- _Short problem_
Output all the entries word for word. Omit the pictures.

*-*-*

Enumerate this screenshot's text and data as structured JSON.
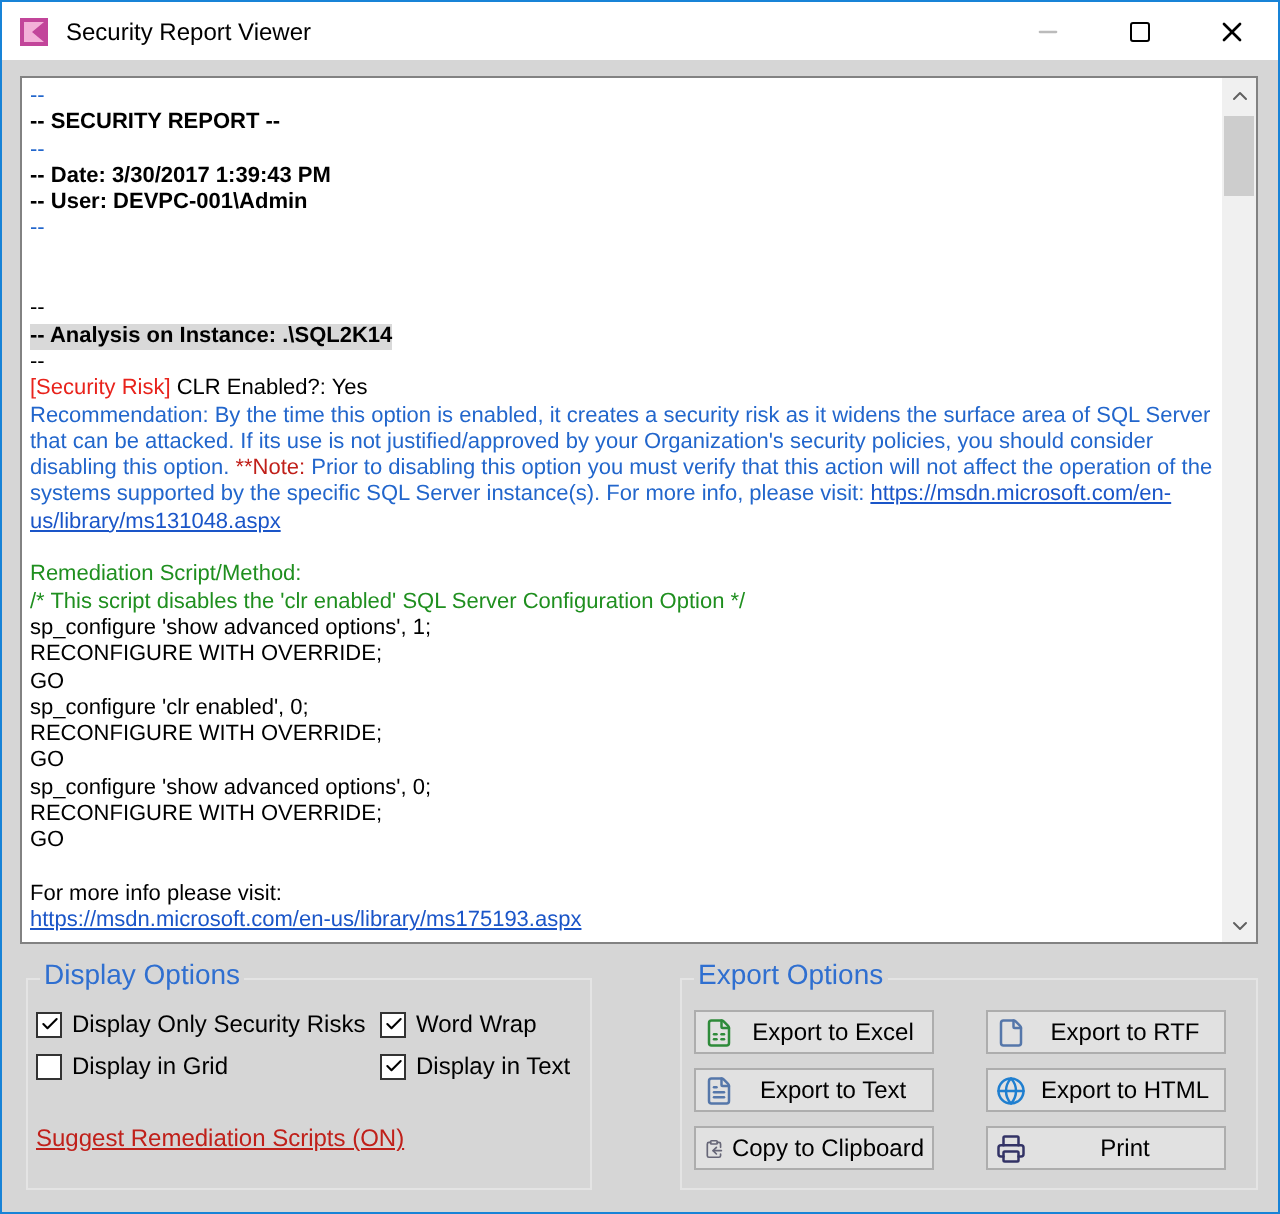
{
  "window": {
    "title": "Security Report Viewer"
  },
  "report": {
    "lines": [
      {
        "kind": "text",
        "segments": [
          {
            "kind": "comment",
            "text": "--"
          }
        ]
      },
      {
        "kind": "text",
        "segments": [
          {
            "kind": "bold",
            "text": "-- SECURITY REPORT --"
          }
        ]
      },
      {
        "kind": "text",
        "segments": [
          {
            "kind": "comment",
            "text": "--"
          }
        ]
      },
      {
        "kind": "text",
        "segments": [
          {
            "kind": "bold",
            "text": "-- Date: 3/30/2017 1:39:43 PM"
          }
        ]
      },
      {
        "kind": "text",
        "segments": [
          {
            "kind": "bold",
            "text": "-- User: DEVPC-001\\Admin"
          }
        ]
      },
      {
        "kind": "text",
        "segments": [
          {
            "kind": "comment",
            "text": "--"
          }
        ]
      },
      {
        "kind": "blank"
      },
      {
        "kind": "blank"
      },
      {
        "kind": "text",
        "segments": [
          {
            "kind": "plain",
            "text": "--"
          }
        ]
      },
      {
        "kind": "text",
        "highlighted": true,
        "segments": [
          {
            "kind": "bold",
            "text": "-- Analysis on Instance: .\\SQL2K14"
          }
        ]
      },
      {
        "kind": "text",
        "segments": [
          {
            "kind": "plain",
            "text": "--"
          }
        ]
      },
      {
        "kind": "text",
        "segments": [
          {
            "kind": "risk",
            "text": "[Security Risk]"
          },
          {
            "kind": "plain",
            "text": " CLR Enabled?: Yes"
          }
        ]
      },
      {
        "kind": "text",
        "segments": [
          {
            "kind": "comment",
            "text": "Recommendation: By the time this option is enabled, it creates a security risk as it widens the surface area of SQL Server that can be attacked. If its use is not justified/approved by your Organization's security policies, you should consider disabling this option. "
          },
          {
            "kind": "note",
            "text": "**Note:"
          },
          {
            "kind": "comment",
            "text": " Prior to disabling this option you must verify that this action will not affect the operation of the systems supported by the specific SQL Server instance(s). For more info, please visit: "
          },
          {
            "kind": "link",
            "text": "https://msdn.microsoft.com/en-"
          }
        ]
      },
      {
        "kind": "text",
        "segments": [
          {
            "kind": "link",
            "text": "us/library/ms131048.aspx"
          }
        ]
      },
      {
        "kind": "blank"
      },
      {
        "kind": "text",
        "segments": [
          {
            "kind": "green",
            "text": "Remediation Script/Method:"
          }
        ]
      },
      {
        "kind": "text",
        "segments": [
          {
            "kind": "green",
            "text": "/* This script disables the 'clr enabled' SQL Server Configuration Option */"
          }
        ]
      },
      {
        "kind": "text",
        "segments": [
          {
            "kind": "plain",
            "text": "sp_configure 'show advanced options', 1;"
          }
        ]
      },
      {
        "kind": "text",
        "segments": [
          {
            "kind": "plain",
            "text": "RECONFIGURE WITH OVERRIDE;"
          }
        ]
      },
      {
        "kind": "text",
        "segments": [
          {
            "kind": "plain",
            "text": "GO"
          }
        ]
      },
      {
        "kind": "text",
        "segments": [
          {
            "kind": "plain",
            "text": "sp_configure 'clr enabled', 0;"
          }
        ]
      },
      {
        "kind": "text",
        "segments": [
          {
            "kind": "plain",
            "text": "RECONFIGURE WITH OVERRIDE;"
          }
        ]
      },
      {
        "kind": "text",
        "segments": [
          {
            "kind": "plain",
            "text": "GO"
          }
        ]
      },
      {
        "kind": "text",
        "segments": [
          {
            "kind": "plain",
            "text": "sp_configure 'show advanced options', 0;"
          }
        ]
      },
      {
        "kind": "text",
        "segments": [
          {
            "kind": "plain",
            "text": "RECONFIGURE WITH OVERRIDE;"
          }
        ]
      },
      {
        "kind": "text",
        "segments": [
          {
            "kind": "plain",
            "text": "GO"
          }
        ]
      },
      {
        "kind": "blank"
      },
      {
        "kind": "text",
        "segments": [
          {
            "kind": "plain",
            "text": "For more info please visit:"
          }
        ]
      },
      {
        "kind": "text",
        "segments": [
          {
            "kind": "link",
            "text": "https://msdn.microsoft.com/en-us/library/ms175193.aspx"
          }
        ]
      }
    ]
  },
  "display_options": {
    "title": "Display Options",
    "checkboxes": [
      {
        "label": "Display Only Security Risks",
        "checked": true
      },
      {
        "label": "Word Wrap",
        "checked": true
      },
      {
        "label": "Display in Grid",
        "checked": false
      },
      {
        "label": "Display in Text",
        "checked": true
      }
    ],
    "link": "Suggest Remediation Scripts (ON)"
  },
  "export_options": {
    "title": "Export Options",
    "buttons": [
      {
        "label": "Export to Excel",
        "kind": "excel"
      },
      {
        "label": "Export to RTF",
        "kind": "rtf"
      },
      {
        "label": "Export to Text",
        "kind": "text"
      },
      {
        "label": "Export to HTML",
        "kind": "html"
      },
      {
        "label": "Copy to Clipboard",
        "kind": "clipboard"
      },
      {
        "label": "Print",
        "kind": "print"
      }
    ]
  }
}
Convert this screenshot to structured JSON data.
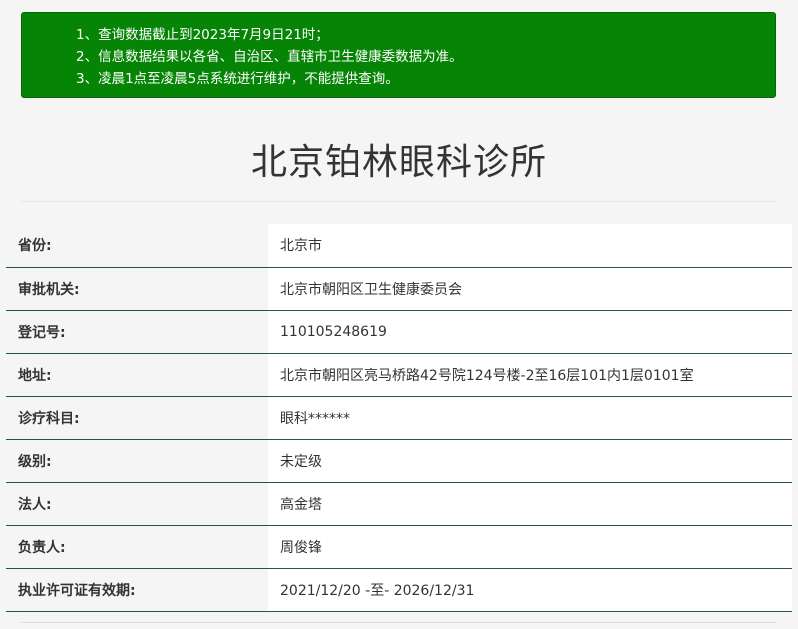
{
  "notice": {
    "lines": [
      "1、查询数据截止到2023年7月9日21时；",
      "2、信息数据结果以各省、自治区、直辖市卫生健康委数据为准。",
      "3、凌晨1点至凌晨5点系统进行维护，不能提供查询。"
    ]
  },
  "page_title": "北京铂林眼科诊所",
  "info_rows": [
    {
      "label": "省份:",
      "value": "北京市"
    },
    {
      "label": "审批机关:",
      "value": "北京市朝阳区卫生健康委员会"
    },
    {
      "label": "登记号:",
      "value": "110105248619"
    },
    {
      "label": "地址:",
      "value": "北京市朝阳区亮马桥路42号院124号楼-2至16层101内1层0101室"
    },
    {
      "label": "诊疗科目:",
      "value": "眼科******"
    },
    {
      "label": "级别:",
      "value": "未定级"
    },
    {
      "label": "法人:",
      "value": "高金塔"
    },
    {
      "label": "负责人:",
      "value": "周俊锋"
    },
    {
      "label": "执业许可证有效期:",
      "value": "2021/12/20 -至- 2026/12/31"
    }
  ],
  "colors": {
    "notice_background": "#068406",
    "row_divider": "#1d5a35",
    "page_background": "#f5f5f5"
  }
}
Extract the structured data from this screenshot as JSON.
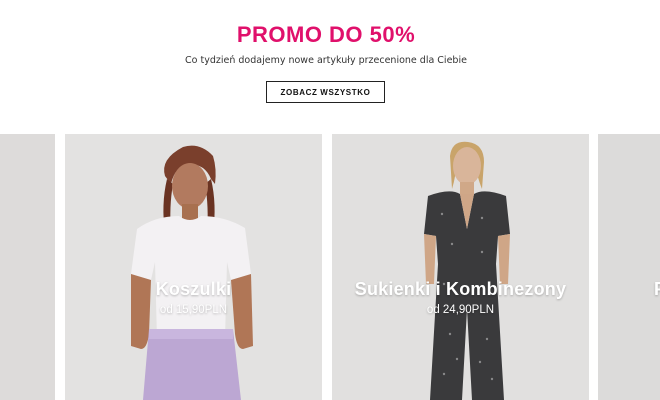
{
  "promo": {
    "title": "PROMO DO 50%",
    "subtitle": "Co tydzień dodajemy nowe artykuły przecenione dla Ciebie",
    "cta_label": "ZOBACZ WSZYSTKO",
    "accent_color": "#e0106b"
  },
  "carousel": {
    "cards": [
      {
        "title": "",
        "price": ""
      },
      {
        "title": "Koszulki",
        "price": "od 15,90PLN"
      },
      {
        "title": "Sukienki i Kombinezony",
        "price": "od 24,90PLN"
      },
      {
        "title": "P",
        "price": ""
      }
    ]
  }
}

*-*-*

- _Final answer_
Enumerate this screenshot's text and data as structured JSON.
{
  "window": {
    "title": "Security Report Viewer"
  },
  "report": {
    "lines": [
      {
        "kind": "text",
        "segments": [
          {
            "kind": "comment",
            "text": "--"
          }
        ]
      },
      {
        "kind": "text",
        "segments": [
          {
            "kind": "bold",
            "text": "-- SECURITY REPORT --"
          }
        ]
      },
      {
        "kind": "text",
        "segments": [
          {
            "kind": "comment",
            "text": "--"
          }
        ]
      },
      {
        "kind": "text",
        "segments": [
          {
            "kind": "bold",
            "text": "-- Date: 3/30/2017 1:39:43 PM"
          }
        ]
      },
      {
        "kind": "text",
        "segments": [
          {
            "kind": "bold",
            "text": "-- User: DEVPC-001\\Admin"
          }
        ]
      },
      {
        "kind": "text",
        "segments": [
          {
            "kind": "comment",
            "text": "--"
          }
        ]
      },
      {
        "kind": "blank"
      },
      {
        "kind": "blank"
      },
      {
        "kind": "text",
        "segments": [
          {
            "kind": "plain",
            "text": "--"
          }
        ]
      },
      {
        "kind": "text",
        "highlighted": true,
        "segments": [
          {
            "kind": "bold",
            "text": "-- Analysis on Instance: .\\SQL2K14"
          }
        ]
      },
      {
        "kind": "text",
        "segments": [
          {
            "kind": "plain",
            "text": "--"
          }
        ]
      },
      {
        "kind": "text",
        "segments": [
          {
            "kind": "risk",
            "text": "[Security Risk]"
          },
          {
            "kind": "plain",
            "text": " CLR Enabled?: Yes"
          }
        ]
      },
      {
        "kind": "text",
        "segments": [
          {
            "kind": "comment",
            "text": "Recommendation: By the time this option is enabled, it creates a security risk as it widens the surface area of SQL Server that can be attacked. If its use is not justified/approved by your Organization's security policies, you should consider disabling this option. "
          },
          {
            "kind": "note",
            "text": "**Note:"
          },
          {
            "kind": "comment",
            "text": " Prior to disabling this option you must verify that this action will not affect the operation of the systems supported by the specific SQL Server instance(s). For more info, please visit: "
          },
          {
            "kind": "link",
            "text": "https://msdn.microsoft.com/en-"
          }
        ]
      },
      {
        "kind": "text",
        "segments": [
          {
            "kind": "link",
            "text": "us/library/ms131048.aspx"
          }
        ]
      },
      {
        "kind": "blank"
      },
      {
        "kind": "text",
        "segments": [
          {
            "kind": "green",
            "text": "Remediation Script/Method:"
          }
        ]
      },
      {
        "kind": "text",
        "segments": [
          {
            "kind": "green",
            "text": "/* This script disables the 'clr enabled' SQL Server Configuration Option */"
          }
        ]
      },
      {
        "kind": "text",
        "segments": [
          {
            "kind": "plain",
            "text": "sp_configure 'show advanced options', 1;"
          }
        ]
      },
      {
        "kind": "text",
        "segments": [
          {
            "kind": "plain",
            "text": "RECONFIGURE WITH OVERRIDE;"
          }
        ]
      },
      {
        "kind": "text",
        "segments": [
          {
            "kind": "plain",
            "text": "GO"
          }
        ]
      },
      {
        "kind": "text",
        "segments": [
          {
            "kind": "plain",
            "text": "sp_configure 'clr enabled', 0;"
          }
        ]
      },
      {
        "kind": "text",
        "segments": [
          {
            "kind": "plain",
            "text": "RECONFIGURE WITH OVERRIDE;"
          }
        ]
      },
      {
        "kind": "text",
        "segments": [
          {
            "kind": "plain",
            "text": "GO"
          }
        ]
      },
      {
        "kind": "text",
        "segments": [
          {
            "kind": "plain",
            "text": "sp_configure 'show advanced options', 0;"
          }
        ]
      },
      {
        "kind": "text",
        "segments": [
          {
            "kind": "plain",
            "text": "RECONFIGURE WITH OVERRIDE;"
          }
        ]
      },
      {
        "kind": "text",
        "segments": [
          {
            "kind": "plain",
            "text": "GO"
          }
        ]
      },
      {
        "kind": "blank"
      },
      {
        "kind": "text",
        "segments": [
          {
            "kind": "plain",
            "text": "For more info please visit:"
          }
        ]
      },
      {
        "kind": "text",
        "segments": [
          {
            "kind": "link",
            "text": "https://msdn.microsoft.com/en-us/library/ms175193.aspx"
          }
        ]
      }
    ]
  },
  "display_options": {
    "title": "Display Options",
    "checkboxes": [
      {
        "label": "Display Only Security Risks",
        "checked": true
      },
      {
        "label": "Word Wrap",
        "checked": true
      },
      {
        "label": "Display in Grid",
        "checked": false
      },
      {
        "label": "Display in Text",
        "checked": true
      }
    ],
    "link": "Suggest Remediation Scripts (ON)"
  },
  "export_options": {
    "title": "Export Options",
    "buttons": [
      {
        "label": "Export to Excel",
        "kind": "excel"
      },
      {
        "label": "Export to RTF",
        "kind": "rtf"
      },
      {
        "label": "Export to Text",
        "kind": "text"
      },
      {
        "label": "Export to HTML",
        "kind": "html"
      },
      {
        "label": "Copy to Clipboard",
        "kind": "clipboard"
      },
      {
        "label": "Print",
        "kind": "print"
      }
    ]
  }
}
Convert this screenshot to structured JSON data.
{
  "notice": {
    "lines": [
      "1、查询数据截止到2023年7月9日21时；",
      "2、信息数据结果以各省、自治区、直辖市卫生健康委数据为准。",
      "3、凌晨1点至凌晨5点系统进行维护，不能提供查询。"
    ]
  },
  "page_title": "北京铂林眼科诊所",
  "info_rows": [
    {
      "label": "省份:",
      "value": "北京市"
    },
    {
      "label": "审批机关:",
      "value": "北京市朝阳区卫生健康委员会"
    },
    {
      "label": "登记号:",
      "value": "110105248619"
    },
    {
      "label": "地址:",
      "value": "北京市朝阳区亮马桥路42号院124号楼-2至16层101内1层0101室"
    },
    {
      "label": "诊疗科目:",
      "value": "眼科******"
    },
    {
      "label": "级别:",
      "value": "未定级"
    },
    {
      "label": "法人:",
      "value": "高金塔"
    },
    {
      "label": "负责人:",
      "value": "周俊锋"
    },
    {
      "label": "执业许可证有效期:",
      "value": "2021/12/20 -至- 2026/12/31"
    }
  ],
  "colors": {
    "notice_background": "#068406",
    "row_divider": "#1d5a35",
    "page_background": "#f5f5f5"
  }
}
Extract the structured data from this screenshot as JSON.
{
  "promo": {
    "title": "PROMO DO 50%",
    "subtitle": "Co tydzień dodajemy nowe artykuły przecenione dla Ciebie",
    "cta_label": "ZOBACZ WSZYSTKO",
    "accent_color": "#e0106b"
  },
  "carousel": {
    "cards": [
      {
        "title": "",
        "price": ""
      },
      {
        "title": "Koszulki",
        "price": "od 15,90PLN"
      },
      {
        "title": "Sukienki i Kombinezony",
        "price": "od 24,90PLN"
      },
      {
        "title": "P",
        "price": ""
      }
    ]
  }
}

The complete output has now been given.